## Job
Write out each entry, exactly the way it appears.

^^^^^^^^^^^^^^^^

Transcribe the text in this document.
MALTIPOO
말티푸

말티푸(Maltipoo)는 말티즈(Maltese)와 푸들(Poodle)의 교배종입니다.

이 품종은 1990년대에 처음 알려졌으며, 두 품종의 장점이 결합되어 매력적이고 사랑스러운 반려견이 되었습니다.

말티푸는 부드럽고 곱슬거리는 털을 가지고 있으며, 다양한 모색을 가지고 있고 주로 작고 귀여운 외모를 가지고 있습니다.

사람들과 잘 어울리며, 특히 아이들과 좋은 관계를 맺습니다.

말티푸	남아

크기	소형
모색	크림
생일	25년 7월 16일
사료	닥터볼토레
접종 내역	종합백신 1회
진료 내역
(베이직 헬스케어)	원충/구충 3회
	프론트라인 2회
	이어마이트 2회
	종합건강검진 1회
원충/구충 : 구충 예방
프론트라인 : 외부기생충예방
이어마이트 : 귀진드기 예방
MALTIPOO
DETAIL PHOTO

^^^^^^^^^^^^^^^^

## Solved problem
Transcribe the text in this document.
MALTIPOO
말티푸

말티푸(Maltipoo)는 말티즈(Maltese)와 푸들(Poodle)의 교배종입니다.

이 품종은 1990년대에 처음 알려졌으며, 두 품종의 장점이 결합되어 매력적이고 사랑스러운 반려견이 되었습니다.

말티푸는 부드럽고 곱슬거리는 털을 가지고 있으며, 다양한 모색을 가지고 있고 주로 작고 귀여운 외모를 가지고 있습니다.

사람들과 잘 어울리며, 특히 아이들과 좋은 관계를 맺습니다.

말티푸	남아

크기	소형
모색	크림
생일	25년 7월 16일
사료	닥터볼토레
접종 내역	종합백신 1회
진료 내역
(베이직 헬스케어)	원충/구충 3회
	프론트라인 2회
	이어마이트 2회
	종합건강검진 1회
원충/구충 : 구충 예방
프론트라인 : 외부기생충예방
이어마이트 : 귀진드기 예방
MALTIPOO
DETAIL PHOTO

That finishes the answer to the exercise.